OBJECTIVE:
Look through the records that follow. Copy every line containing the word "Goal".

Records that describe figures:
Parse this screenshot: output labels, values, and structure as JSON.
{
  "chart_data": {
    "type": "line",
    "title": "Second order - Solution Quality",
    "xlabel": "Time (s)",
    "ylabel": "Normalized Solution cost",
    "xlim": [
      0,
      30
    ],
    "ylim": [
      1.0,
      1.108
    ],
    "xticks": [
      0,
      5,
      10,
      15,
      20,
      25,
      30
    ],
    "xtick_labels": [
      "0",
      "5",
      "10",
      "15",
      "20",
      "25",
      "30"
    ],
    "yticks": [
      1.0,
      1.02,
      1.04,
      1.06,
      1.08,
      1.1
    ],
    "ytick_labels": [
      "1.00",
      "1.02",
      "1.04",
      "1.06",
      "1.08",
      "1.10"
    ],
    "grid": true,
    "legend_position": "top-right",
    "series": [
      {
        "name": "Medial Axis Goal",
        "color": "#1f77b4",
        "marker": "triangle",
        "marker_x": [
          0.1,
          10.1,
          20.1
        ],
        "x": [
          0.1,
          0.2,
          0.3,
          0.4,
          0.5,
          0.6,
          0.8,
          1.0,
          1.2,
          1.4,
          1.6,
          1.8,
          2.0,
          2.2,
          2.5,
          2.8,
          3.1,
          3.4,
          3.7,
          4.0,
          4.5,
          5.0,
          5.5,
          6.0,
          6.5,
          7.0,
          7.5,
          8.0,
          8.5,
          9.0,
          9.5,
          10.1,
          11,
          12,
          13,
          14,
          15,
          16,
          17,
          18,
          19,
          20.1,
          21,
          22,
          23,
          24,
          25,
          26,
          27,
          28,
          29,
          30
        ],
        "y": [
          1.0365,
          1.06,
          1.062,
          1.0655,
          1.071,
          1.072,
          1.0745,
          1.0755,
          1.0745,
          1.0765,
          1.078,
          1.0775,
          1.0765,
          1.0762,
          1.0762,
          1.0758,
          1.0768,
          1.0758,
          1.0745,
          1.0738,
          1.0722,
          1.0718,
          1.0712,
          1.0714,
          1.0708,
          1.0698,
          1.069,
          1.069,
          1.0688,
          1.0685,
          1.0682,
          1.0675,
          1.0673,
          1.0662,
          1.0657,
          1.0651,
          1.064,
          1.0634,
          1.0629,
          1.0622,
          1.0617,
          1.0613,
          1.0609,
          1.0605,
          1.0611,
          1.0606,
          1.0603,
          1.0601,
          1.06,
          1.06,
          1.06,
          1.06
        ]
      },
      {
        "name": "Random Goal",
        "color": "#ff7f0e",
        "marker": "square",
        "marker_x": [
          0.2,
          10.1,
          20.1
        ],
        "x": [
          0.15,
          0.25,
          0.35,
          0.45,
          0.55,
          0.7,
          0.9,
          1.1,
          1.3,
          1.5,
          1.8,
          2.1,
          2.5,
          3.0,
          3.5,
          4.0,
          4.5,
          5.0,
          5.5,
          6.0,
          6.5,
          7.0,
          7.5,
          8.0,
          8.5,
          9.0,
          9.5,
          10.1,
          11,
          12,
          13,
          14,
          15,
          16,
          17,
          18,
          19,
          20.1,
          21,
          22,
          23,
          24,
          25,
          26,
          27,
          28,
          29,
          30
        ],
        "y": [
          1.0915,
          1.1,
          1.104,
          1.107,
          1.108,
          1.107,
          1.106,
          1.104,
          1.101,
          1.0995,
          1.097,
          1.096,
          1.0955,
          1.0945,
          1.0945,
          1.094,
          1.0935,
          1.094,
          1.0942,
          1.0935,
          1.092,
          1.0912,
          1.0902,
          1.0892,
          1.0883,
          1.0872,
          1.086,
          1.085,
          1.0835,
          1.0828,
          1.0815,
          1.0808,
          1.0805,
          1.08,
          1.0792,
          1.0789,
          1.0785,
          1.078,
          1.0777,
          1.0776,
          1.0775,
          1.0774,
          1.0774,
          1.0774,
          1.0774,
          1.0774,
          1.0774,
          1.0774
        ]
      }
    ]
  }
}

RESULT:
        "name": "Medial Axis Goal",
        "name": "Random Goal",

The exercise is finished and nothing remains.